* **What you need to do**
Return the lines where the word "Salaire" occurs.
——————————
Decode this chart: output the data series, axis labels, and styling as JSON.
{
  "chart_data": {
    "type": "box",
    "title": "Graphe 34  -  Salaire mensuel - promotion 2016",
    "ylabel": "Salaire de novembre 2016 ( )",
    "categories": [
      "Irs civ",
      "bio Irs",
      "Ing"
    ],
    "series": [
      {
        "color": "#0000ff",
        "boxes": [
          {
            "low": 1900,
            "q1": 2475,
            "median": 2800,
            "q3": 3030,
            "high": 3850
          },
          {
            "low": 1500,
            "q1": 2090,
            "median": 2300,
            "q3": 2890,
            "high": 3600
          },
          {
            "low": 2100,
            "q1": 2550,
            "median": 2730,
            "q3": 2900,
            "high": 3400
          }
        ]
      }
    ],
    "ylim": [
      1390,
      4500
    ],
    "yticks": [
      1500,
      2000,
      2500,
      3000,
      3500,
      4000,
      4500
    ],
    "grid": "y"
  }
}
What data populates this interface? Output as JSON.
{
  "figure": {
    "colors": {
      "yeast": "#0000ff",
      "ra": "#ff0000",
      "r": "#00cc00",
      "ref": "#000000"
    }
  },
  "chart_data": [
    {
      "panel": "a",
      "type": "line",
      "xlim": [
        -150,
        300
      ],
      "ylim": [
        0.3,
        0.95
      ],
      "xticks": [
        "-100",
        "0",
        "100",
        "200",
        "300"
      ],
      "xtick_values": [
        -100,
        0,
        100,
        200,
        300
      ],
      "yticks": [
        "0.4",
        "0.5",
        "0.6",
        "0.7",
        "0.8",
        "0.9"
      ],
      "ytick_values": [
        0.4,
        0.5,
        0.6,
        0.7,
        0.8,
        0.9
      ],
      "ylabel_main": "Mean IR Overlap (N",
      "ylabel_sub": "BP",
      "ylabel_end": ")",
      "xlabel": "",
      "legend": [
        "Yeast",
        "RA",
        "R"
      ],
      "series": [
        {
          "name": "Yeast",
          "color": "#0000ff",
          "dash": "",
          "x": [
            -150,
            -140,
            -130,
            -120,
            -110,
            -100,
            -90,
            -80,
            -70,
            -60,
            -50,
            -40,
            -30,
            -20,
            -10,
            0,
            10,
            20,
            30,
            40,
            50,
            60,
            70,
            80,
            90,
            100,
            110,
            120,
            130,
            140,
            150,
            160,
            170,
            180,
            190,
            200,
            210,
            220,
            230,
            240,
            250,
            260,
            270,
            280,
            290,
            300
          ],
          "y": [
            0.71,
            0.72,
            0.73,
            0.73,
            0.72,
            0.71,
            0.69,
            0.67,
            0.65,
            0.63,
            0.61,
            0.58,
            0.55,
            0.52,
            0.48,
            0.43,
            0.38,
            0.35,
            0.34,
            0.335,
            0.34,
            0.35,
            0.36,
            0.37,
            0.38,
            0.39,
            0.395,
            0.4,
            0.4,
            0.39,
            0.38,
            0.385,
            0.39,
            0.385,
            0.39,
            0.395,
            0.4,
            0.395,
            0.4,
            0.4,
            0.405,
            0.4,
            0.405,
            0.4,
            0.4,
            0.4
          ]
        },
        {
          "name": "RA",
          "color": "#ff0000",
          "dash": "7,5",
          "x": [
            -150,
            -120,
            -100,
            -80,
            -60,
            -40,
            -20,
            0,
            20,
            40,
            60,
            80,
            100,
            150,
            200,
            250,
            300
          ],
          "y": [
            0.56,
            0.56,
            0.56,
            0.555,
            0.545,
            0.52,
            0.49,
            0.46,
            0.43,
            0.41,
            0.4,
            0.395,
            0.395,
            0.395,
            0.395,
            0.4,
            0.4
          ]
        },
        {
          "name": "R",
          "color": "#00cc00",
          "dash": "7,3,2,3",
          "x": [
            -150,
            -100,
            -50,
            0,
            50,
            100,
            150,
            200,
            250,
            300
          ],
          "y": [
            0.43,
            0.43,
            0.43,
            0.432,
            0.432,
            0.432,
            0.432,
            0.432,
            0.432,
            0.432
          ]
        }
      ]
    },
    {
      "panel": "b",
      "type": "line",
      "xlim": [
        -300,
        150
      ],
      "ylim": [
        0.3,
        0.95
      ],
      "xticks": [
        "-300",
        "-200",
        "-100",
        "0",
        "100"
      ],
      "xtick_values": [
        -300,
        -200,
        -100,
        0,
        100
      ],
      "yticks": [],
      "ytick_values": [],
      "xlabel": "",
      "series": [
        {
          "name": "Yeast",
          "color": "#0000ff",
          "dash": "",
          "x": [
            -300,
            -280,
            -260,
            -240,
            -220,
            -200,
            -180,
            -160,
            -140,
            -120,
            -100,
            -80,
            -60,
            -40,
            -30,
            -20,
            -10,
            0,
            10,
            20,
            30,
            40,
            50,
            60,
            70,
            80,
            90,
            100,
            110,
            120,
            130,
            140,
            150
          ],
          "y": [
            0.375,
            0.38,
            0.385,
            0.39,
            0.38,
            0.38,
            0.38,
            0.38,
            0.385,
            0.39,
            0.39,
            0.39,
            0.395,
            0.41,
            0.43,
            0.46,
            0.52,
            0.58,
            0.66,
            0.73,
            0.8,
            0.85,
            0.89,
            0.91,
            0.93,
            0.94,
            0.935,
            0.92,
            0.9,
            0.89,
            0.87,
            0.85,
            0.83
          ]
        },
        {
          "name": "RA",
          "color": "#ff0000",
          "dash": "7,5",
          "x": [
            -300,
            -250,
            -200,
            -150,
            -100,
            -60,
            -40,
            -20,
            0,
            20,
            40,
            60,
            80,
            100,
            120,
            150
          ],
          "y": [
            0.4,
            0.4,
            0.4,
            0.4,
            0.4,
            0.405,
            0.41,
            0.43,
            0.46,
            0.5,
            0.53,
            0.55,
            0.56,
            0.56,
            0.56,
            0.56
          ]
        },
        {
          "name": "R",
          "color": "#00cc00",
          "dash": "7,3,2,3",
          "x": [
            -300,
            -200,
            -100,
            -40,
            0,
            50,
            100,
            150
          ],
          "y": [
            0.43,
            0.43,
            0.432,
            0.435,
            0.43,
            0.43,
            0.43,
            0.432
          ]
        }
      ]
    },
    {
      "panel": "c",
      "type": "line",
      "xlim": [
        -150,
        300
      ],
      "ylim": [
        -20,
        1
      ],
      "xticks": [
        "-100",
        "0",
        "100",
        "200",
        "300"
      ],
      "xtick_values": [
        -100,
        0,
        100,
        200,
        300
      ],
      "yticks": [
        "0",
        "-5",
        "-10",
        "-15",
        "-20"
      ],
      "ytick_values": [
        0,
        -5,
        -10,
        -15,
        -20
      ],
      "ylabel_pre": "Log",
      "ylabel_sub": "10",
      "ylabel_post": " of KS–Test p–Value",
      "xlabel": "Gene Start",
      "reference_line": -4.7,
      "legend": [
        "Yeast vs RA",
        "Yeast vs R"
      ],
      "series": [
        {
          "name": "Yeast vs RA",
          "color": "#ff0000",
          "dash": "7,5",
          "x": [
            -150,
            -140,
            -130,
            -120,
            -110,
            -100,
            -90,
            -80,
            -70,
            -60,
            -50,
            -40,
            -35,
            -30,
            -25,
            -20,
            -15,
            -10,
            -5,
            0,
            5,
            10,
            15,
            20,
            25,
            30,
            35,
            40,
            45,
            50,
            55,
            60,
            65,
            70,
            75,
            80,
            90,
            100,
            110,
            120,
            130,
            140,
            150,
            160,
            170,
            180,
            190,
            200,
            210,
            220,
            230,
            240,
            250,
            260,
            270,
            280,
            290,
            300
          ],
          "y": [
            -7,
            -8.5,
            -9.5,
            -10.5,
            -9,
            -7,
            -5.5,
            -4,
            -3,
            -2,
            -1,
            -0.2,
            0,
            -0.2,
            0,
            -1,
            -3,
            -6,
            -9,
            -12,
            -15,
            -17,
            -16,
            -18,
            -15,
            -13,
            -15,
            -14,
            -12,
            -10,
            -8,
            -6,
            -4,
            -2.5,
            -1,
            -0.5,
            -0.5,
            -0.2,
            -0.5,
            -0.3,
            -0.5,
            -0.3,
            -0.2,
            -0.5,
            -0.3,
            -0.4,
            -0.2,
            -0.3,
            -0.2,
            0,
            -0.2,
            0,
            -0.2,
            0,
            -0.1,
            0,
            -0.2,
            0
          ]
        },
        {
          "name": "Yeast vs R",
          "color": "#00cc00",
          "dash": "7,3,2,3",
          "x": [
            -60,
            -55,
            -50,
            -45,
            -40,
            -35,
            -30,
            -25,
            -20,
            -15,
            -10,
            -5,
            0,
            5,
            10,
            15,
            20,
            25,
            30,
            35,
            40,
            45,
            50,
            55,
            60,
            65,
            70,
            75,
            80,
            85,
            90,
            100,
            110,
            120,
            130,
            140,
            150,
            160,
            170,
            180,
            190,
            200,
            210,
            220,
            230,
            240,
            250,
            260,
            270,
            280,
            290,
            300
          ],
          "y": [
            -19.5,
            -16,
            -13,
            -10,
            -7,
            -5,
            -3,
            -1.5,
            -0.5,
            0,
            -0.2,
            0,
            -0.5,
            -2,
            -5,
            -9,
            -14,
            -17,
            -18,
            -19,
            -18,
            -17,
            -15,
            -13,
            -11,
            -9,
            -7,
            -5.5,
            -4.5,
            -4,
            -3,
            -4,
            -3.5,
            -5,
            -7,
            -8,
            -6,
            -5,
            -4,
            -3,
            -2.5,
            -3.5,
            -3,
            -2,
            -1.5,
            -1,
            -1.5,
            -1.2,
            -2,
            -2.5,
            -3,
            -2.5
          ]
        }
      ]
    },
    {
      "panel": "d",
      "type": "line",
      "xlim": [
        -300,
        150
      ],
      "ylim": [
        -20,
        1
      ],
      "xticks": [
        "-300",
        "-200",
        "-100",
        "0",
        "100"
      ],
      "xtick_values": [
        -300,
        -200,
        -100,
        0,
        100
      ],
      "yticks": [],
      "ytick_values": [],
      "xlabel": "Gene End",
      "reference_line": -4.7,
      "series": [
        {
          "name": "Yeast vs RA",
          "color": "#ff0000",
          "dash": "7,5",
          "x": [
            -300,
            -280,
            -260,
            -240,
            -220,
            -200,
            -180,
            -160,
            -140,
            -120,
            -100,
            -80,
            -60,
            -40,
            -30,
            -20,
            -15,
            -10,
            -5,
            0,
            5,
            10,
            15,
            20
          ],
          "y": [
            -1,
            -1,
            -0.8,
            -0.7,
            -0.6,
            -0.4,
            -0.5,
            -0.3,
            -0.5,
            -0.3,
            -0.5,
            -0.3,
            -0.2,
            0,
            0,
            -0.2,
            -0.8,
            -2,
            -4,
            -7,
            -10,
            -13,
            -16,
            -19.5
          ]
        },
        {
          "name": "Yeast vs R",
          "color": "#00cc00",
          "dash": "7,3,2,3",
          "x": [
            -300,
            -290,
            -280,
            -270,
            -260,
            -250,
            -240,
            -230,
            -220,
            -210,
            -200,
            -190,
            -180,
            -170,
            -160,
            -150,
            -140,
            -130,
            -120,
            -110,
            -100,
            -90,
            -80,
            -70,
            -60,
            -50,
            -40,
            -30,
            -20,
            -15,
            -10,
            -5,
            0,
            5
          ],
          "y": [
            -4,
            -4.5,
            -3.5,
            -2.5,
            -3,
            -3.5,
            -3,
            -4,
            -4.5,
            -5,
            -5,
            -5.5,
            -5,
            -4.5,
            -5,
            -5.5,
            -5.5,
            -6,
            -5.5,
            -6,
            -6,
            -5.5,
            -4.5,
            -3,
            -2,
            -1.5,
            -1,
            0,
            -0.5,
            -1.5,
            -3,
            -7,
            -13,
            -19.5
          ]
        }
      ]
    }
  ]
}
——————————
* **Answer for the task**
    "title": "Graphe 34  -  Salaire mensuel - promotion 2016",
    "ylabel": "Salaire de novembre 2016 ( )",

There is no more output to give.